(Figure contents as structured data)
_ _ _
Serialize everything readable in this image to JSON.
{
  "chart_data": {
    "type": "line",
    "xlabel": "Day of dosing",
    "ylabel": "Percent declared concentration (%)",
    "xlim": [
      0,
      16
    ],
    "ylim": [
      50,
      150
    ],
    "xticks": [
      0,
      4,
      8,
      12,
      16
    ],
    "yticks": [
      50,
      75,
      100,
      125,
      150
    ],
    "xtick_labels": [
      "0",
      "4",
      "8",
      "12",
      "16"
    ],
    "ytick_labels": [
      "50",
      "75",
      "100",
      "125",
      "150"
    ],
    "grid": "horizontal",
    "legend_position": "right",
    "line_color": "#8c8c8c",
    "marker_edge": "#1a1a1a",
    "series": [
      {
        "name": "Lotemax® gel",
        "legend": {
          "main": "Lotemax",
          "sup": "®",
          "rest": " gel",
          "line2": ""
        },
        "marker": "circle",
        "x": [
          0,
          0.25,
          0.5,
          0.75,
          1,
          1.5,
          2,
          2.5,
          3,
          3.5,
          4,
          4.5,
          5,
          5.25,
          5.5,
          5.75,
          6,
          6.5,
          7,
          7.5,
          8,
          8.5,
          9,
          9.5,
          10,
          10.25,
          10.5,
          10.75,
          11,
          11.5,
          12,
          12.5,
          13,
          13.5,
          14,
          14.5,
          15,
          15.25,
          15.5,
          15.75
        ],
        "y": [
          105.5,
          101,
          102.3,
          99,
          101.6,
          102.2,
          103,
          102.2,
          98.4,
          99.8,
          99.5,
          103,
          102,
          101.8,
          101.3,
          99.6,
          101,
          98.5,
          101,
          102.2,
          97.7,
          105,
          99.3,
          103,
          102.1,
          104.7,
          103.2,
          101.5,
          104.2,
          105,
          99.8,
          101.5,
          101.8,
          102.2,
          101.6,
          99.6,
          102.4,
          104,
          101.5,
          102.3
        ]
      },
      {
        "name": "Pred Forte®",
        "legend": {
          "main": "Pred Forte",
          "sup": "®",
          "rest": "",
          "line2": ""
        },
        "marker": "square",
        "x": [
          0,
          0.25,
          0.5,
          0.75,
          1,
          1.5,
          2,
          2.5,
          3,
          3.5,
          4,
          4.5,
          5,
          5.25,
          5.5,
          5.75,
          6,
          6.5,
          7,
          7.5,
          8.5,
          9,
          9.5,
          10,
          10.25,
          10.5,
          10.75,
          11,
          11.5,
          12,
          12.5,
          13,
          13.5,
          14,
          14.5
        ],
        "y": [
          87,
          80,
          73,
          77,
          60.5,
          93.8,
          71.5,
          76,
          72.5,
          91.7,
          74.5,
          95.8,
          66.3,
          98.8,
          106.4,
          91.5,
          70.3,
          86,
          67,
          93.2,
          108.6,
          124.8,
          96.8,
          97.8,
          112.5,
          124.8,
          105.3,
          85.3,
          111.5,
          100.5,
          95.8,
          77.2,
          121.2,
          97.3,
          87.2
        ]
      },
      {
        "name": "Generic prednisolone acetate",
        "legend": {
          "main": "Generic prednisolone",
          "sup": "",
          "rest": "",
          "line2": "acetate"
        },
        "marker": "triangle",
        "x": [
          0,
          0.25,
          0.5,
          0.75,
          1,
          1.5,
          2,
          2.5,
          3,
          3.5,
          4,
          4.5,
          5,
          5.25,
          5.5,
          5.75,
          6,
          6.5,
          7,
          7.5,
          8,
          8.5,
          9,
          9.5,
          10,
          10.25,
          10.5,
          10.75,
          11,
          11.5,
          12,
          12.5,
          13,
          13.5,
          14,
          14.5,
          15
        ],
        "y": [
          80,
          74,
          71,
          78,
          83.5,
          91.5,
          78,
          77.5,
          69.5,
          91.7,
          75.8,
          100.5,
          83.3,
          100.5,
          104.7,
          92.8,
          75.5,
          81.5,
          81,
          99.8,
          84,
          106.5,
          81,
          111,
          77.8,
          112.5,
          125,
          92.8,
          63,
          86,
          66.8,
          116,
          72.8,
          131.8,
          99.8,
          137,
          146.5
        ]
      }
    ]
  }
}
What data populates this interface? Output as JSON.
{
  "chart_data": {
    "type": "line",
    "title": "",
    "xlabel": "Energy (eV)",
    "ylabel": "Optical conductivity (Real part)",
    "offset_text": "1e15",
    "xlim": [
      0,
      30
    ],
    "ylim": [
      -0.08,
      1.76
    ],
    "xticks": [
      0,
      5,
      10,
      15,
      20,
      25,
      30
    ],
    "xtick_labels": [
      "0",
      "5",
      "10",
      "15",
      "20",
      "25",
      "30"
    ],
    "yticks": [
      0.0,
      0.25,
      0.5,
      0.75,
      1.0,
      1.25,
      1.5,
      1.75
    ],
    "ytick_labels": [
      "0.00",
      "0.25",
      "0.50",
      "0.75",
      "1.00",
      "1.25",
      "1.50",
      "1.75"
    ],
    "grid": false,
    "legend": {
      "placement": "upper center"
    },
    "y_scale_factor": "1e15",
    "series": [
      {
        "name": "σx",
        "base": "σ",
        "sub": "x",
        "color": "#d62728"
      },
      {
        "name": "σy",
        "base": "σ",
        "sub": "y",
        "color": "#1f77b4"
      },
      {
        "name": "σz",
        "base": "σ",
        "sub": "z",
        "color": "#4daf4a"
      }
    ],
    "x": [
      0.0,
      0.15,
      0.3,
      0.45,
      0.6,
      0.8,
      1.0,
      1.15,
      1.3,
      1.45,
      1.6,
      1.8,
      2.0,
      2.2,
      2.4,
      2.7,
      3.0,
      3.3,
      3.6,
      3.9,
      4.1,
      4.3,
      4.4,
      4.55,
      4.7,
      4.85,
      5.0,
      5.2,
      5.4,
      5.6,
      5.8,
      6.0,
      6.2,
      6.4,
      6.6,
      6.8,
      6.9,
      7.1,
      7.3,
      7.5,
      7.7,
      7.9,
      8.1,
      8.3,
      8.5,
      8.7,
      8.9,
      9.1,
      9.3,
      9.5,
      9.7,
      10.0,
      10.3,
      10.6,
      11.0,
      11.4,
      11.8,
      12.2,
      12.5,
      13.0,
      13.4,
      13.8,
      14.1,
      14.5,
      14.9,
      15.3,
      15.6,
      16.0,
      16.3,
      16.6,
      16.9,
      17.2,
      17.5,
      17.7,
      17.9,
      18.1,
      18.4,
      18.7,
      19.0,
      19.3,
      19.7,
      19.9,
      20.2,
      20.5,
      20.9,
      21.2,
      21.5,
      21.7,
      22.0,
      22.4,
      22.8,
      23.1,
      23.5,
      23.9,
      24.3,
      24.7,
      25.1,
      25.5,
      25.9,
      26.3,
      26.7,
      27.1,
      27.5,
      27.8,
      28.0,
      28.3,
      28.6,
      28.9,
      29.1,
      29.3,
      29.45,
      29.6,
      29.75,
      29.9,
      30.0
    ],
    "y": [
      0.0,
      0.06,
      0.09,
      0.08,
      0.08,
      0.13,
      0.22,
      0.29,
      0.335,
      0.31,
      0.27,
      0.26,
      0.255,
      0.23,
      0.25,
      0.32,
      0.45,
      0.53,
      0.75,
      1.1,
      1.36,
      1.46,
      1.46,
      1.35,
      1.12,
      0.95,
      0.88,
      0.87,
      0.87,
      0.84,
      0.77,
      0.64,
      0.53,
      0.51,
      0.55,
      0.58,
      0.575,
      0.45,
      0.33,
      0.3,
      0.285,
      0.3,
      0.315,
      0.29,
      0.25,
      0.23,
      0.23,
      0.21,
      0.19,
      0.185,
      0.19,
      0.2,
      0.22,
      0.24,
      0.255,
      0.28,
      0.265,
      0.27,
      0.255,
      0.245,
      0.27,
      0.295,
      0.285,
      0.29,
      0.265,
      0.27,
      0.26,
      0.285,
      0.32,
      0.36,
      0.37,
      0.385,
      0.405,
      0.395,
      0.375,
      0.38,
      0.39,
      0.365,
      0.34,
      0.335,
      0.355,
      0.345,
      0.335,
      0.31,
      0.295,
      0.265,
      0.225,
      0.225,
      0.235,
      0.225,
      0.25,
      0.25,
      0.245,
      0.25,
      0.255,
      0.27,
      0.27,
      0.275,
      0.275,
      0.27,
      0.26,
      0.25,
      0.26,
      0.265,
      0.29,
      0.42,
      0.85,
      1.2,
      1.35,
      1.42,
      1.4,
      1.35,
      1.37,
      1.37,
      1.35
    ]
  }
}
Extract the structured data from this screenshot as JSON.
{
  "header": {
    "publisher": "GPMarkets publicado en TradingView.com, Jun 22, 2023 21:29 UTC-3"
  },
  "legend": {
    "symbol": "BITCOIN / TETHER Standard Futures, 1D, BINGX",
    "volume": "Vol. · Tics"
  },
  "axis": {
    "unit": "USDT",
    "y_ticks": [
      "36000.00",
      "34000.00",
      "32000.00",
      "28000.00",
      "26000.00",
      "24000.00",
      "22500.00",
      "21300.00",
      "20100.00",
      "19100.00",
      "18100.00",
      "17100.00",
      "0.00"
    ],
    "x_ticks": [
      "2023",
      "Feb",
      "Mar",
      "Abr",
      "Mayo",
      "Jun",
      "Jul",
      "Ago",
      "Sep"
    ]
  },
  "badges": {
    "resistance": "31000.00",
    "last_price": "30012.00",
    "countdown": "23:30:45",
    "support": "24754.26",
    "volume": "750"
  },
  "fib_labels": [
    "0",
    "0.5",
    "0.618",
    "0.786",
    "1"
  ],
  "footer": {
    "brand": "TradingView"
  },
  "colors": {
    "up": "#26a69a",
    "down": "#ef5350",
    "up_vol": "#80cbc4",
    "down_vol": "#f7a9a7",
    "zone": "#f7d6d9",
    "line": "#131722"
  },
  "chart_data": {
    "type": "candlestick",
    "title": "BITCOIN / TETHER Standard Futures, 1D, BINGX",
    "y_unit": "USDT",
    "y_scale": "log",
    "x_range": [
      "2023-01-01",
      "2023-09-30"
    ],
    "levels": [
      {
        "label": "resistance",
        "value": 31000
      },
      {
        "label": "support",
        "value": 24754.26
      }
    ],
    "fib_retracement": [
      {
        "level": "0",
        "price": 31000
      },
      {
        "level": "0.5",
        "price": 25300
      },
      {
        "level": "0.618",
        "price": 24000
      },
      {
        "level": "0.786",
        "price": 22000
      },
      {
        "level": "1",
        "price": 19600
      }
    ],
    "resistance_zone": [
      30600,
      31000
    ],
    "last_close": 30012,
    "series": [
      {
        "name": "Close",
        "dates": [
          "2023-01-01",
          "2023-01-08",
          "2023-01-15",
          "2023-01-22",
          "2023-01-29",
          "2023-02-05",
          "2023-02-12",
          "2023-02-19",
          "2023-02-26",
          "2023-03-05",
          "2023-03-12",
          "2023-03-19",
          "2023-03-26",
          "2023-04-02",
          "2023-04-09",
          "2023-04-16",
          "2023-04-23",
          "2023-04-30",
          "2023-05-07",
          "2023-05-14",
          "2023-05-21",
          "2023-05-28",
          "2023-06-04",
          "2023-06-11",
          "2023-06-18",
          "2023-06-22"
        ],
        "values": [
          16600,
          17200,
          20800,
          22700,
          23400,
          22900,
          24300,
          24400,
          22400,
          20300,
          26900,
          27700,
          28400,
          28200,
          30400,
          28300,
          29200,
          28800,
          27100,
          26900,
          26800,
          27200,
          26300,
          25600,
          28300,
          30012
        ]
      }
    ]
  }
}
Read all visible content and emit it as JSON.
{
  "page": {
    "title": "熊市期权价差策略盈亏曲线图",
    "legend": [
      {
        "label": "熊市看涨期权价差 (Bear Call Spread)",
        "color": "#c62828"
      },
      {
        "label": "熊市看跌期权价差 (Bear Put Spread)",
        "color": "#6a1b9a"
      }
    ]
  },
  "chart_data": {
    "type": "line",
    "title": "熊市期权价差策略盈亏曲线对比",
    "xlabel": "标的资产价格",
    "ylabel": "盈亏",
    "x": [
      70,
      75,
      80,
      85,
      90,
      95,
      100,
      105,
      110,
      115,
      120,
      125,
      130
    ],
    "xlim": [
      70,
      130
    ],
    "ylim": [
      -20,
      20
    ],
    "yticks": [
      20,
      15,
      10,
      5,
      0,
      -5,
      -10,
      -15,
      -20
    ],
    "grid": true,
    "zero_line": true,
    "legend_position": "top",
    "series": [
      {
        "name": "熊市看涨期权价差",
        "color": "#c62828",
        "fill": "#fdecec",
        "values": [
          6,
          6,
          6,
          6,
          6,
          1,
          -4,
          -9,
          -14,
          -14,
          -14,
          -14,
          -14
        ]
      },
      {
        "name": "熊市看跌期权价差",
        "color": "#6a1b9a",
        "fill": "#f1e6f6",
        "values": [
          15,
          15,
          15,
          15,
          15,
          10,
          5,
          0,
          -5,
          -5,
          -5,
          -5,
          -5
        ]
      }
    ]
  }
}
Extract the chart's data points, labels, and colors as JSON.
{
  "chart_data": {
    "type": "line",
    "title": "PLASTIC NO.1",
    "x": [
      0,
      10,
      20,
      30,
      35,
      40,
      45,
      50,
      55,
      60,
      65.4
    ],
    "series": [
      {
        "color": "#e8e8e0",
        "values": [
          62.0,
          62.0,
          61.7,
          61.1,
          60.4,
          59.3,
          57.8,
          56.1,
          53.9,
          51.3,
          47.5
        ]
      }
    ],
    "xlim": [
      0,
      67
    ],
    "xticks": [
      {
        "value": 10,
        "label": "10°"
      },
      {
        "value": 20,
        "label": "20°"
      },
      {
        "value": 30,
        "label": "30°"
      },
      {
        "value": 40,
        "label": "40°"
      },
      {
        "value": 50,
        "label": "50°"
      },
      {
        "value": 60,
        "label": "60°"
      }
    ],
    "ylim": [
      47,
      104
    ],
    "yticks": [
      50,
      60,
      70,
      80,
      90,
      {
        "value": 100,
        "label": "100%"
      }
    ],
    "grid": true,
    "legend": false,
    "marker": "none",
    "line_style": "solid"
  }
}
_ _ _
[Written task]: Locate the lines above that hold the word "TETHER". Show every one of them.

[In response]:
    "symbol": "BITCOIN / TETHER Standard Futures, 1D, BINGX",
    "title": "BITCOIN / TETHER Standard Futures, 1D, BINGX",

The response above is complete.